Task description: Search the entries below. Return every line that has "structured" in it.
- - - - -
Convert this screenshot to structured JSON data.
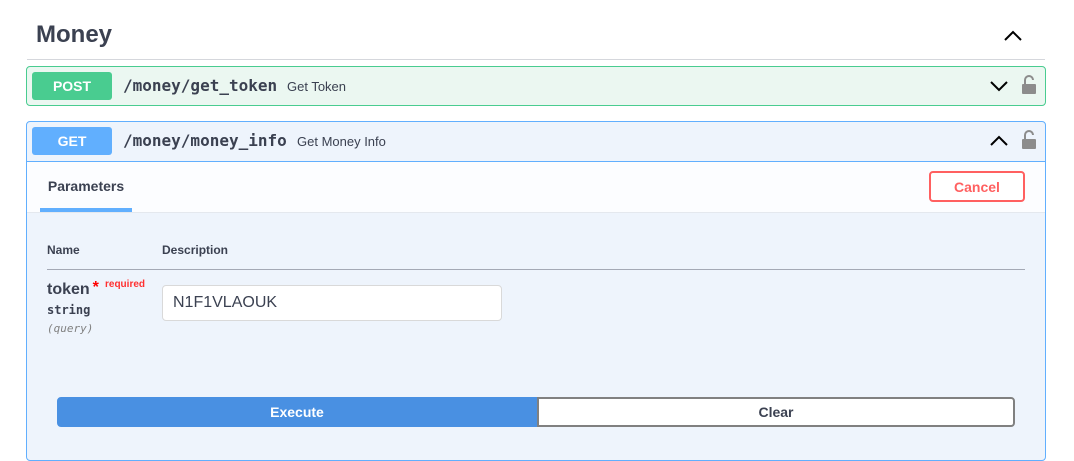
{
  "section": {
    "title": "Money",
    "toggle_icon": "chevron-up-icon"
  },
  "operations": [
    {
      "method": "POST",
      "path": "/money/get_token",
      "summary": "Get Token",
      "expanded": false,
      "color": "#49cc90"
    },
    {
      "method": "GET",
      "path": "/money/money_info",
      "summary": "Get Money Info",
      "expanded": true,
      "color": "#61affe"
    }
  ],
  "get_op": {
    "tab_label": "Parameters",
    "cancel_label": "Cancel",
    "table": {
      "col_name": "Name",
      "col_description": "Description"
    },
    "param": {
      "name": "token",
      "star": "*",
      "required_label": "required",
      "type": "string",
      "location": "(query)",
      "value": "N1F1VLAOUK"
    },
    "execute_label": "Execute",
    "clear_label": "Clear"
  },
  "colors": {
    "accent_execute": "#4990e2",
    "cancel": "#ff6060",
    "post": "#49cc90",
    "get": "#61affe"
  }
}
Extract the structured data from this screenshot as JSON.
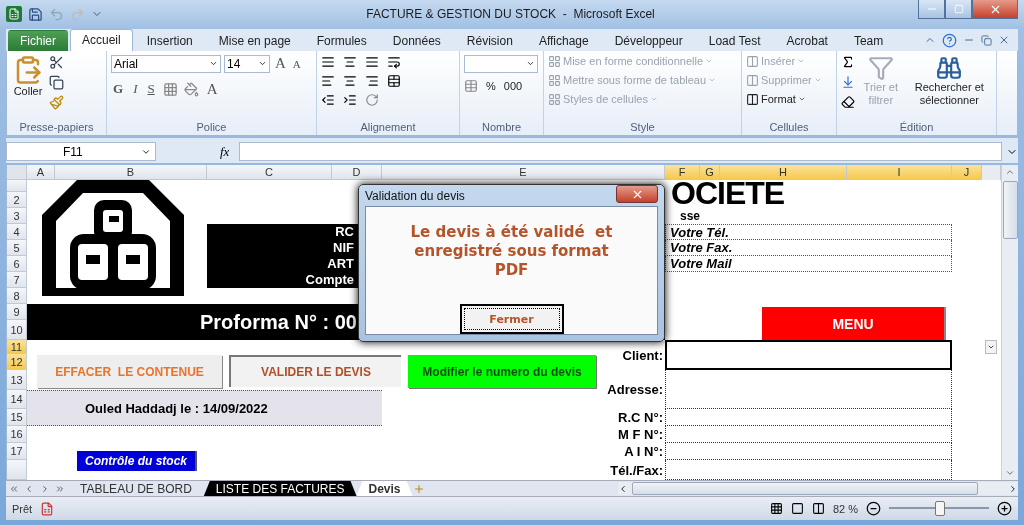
- - - - -
In response:
Convert this screenshot to structured JSON data.
Extract the structured data from this screenshot as JSON.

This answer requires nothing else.